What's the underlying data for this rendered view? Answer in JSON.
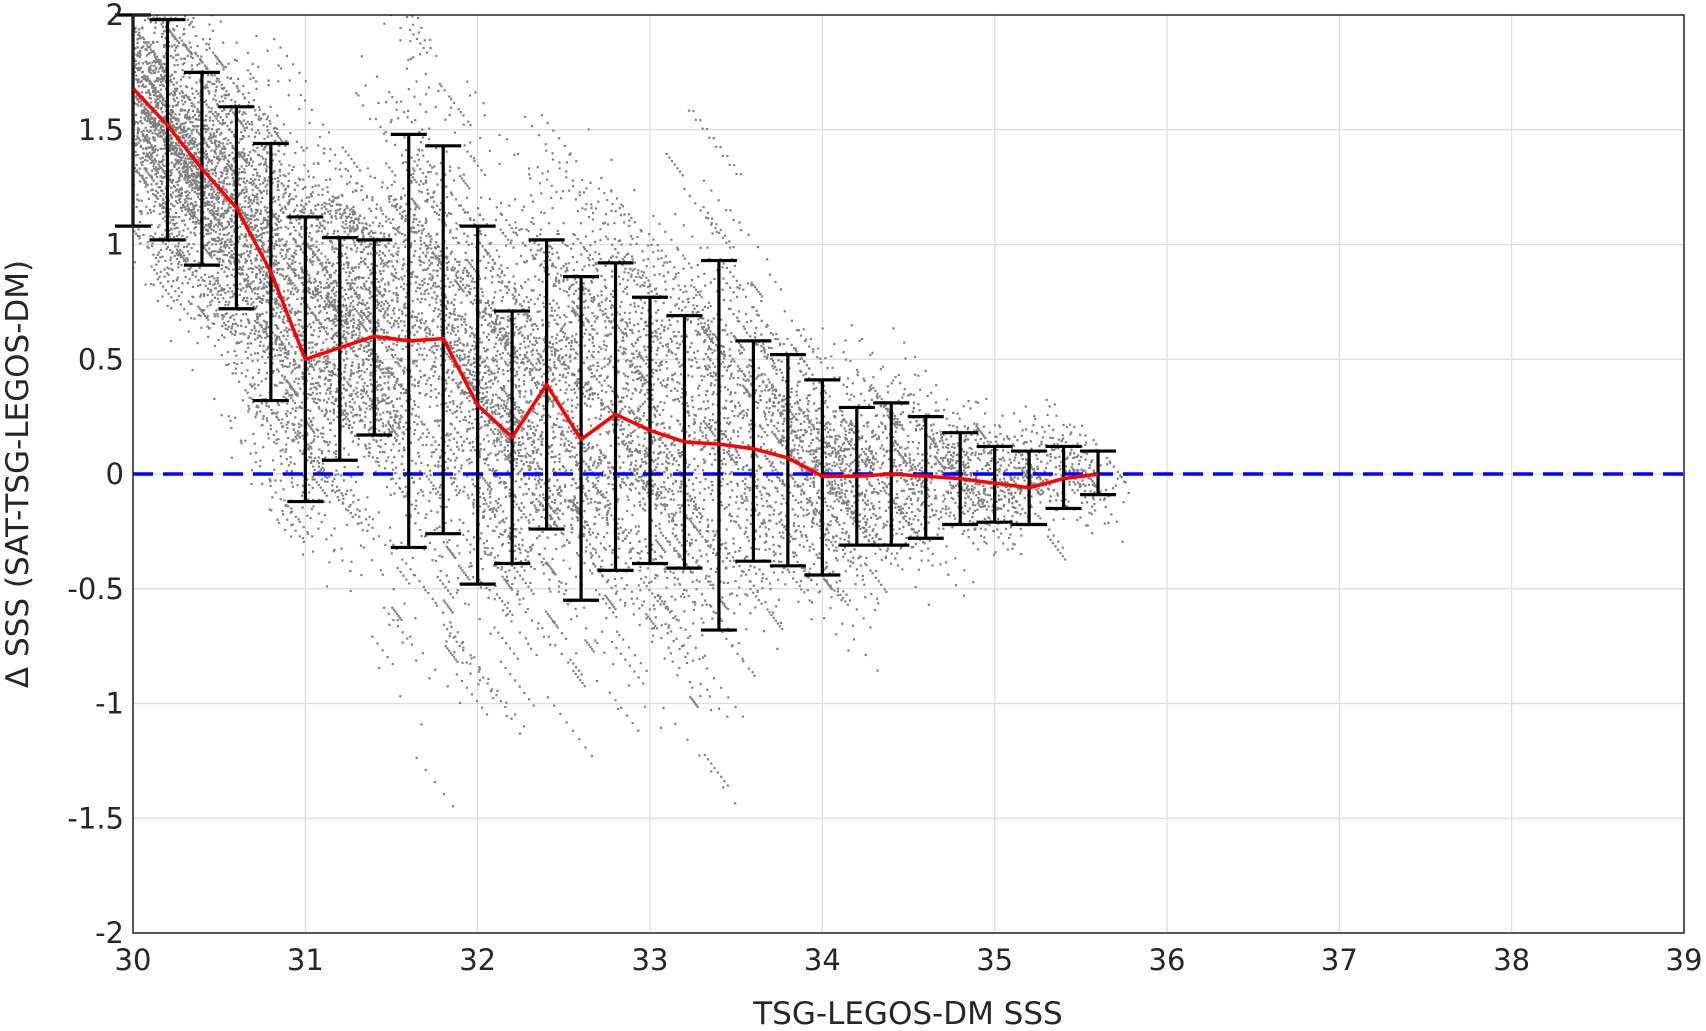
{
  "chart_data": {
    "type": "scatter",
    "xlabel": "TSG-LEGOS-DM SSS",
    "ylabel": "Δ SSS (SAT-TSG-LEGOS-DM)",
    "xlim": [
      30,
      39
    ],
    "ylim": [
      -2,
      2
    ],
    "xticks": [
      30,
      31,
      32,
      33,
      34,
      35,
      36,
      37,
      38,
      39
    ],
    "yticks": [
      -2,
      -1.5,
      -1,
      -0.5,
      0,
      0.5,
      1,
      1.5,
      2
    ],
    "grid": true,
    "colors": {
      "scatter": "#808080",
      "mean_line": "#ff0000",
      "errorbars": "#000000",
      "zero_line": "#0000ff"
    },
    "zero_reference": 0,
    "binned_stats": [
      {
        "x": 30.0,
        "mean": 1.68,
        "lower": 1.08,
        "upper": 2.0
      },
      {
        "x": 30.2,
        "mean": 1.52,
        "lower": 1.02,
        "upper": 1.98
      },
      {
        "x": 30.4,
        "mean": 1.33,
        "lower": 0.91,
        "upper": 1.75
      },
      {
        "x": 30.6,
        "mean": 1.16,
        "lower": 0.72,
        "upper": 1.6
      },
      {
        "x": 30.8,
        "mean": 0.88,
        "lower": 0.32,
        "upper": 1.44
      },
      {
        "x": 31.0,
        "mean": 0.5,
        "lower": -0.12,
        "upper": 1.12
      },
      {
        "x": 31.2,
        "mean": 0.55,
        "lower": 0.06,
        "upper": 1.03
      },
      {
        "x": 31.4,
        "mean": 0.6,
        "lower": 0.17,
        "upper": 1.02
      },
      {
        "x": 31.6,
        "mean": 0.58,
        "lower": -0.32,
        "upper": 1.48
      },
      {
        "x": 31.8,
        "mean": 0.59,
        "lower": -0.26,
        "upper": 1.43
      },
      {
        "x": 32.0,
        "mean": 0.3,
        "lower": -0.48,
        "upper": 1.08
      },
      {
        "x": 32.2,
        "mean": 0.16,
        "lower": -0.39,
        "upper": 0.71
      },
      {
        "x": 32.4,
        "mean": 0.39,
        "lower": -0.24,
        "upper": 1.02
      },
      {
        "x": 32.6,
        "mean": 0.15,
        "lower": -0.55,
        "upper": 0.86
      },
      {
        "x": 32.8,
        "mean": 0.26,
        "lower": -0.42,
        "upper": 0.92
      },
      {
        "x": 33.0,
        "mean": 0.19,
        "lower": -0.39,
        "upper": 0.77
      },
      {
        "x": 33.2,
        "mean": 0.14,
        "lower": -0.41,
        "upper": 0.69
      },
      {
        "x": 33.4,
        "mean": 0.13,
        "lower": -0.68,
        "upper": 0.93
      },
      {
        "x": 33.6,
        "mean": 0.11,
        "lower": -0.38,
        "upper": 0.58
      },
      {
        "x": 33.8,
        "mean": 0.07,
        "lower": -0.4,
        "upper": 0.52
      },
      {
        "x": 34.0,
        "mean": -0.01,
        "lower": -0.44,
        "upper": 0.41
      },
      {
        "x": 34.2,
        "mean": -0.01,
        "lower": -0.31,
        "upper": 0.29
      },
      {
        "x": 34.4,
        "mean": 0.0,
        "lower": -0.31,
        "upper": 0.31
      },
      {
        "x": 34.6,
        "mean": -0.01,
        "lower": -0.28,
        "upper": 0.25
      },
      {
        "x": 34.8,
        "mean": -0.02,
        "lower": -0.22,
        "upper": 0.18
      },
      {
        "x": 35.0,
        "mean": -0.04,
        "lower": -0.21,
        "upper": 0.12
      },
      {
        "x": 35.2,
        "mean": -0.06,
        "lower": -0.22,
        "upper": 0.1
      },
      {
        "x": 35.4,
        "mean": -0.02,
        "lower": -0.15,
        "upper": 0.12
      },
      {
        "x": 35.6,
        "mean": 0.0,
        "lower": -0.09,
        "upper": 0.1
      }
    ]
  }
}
━━━━━━━━
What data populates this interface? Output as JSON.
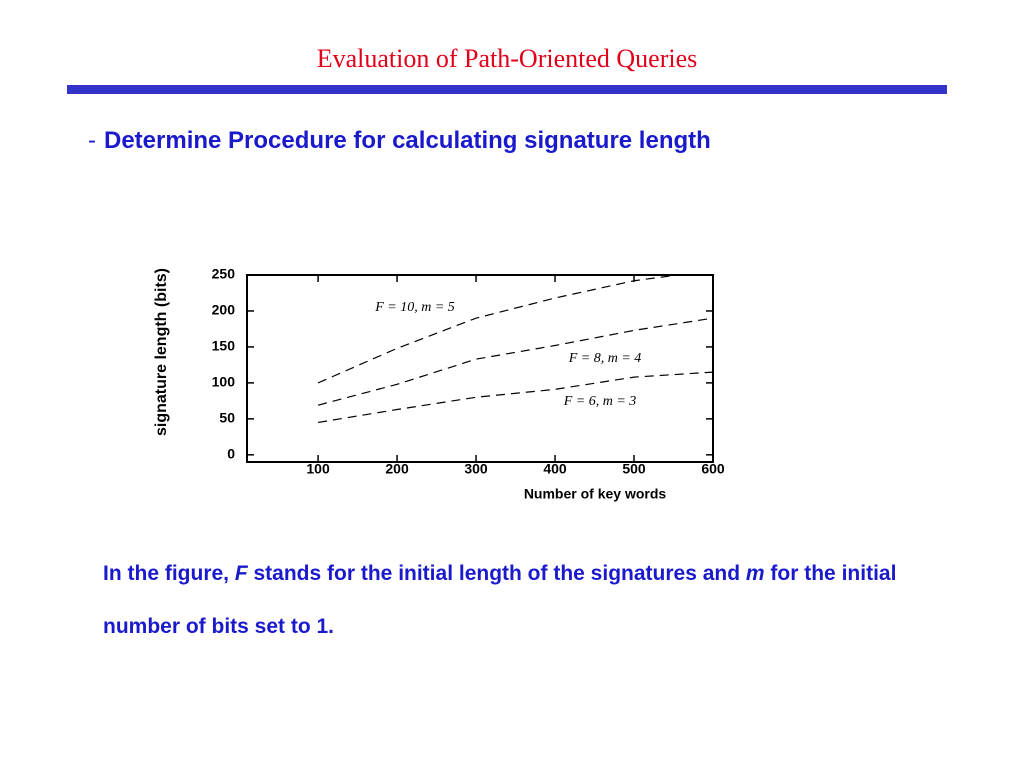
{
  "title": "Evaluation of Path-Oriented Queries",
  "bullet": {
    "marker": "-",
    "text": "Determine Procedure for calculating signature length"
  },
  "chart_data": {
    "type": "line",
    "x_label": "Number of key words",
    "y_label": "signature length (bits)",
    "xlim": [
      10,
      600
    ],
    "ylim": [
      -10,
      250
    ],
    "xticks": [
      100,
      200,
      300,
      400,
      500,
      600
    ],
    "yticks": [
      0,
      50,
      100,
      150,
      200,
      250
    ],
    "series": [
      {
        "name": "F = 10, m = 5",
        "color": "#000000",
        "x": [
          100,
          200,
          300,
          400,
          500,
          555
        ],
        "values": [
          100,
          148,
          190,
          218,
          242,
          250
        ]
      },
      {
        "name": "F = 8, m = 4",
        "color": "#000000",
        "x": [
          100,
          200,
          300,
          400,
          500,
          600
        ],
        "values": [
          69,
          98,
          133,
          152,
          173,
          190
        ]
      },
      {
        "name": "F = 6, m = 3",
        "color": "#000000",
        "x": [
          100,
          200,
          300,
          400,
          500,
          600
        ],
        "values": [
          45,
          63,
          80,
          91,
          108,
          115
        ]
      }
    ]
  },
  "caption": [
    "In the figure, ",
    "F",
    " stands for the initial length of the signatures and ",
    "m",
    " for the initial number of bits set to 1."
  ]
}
━━━━━━━━
EXERCISE:
Find the lines containing "bits" and pull them out.

SOLVED EXERCISE:
    "y_label": "signature length (bits)",
    " for the initial number of bits set to 1."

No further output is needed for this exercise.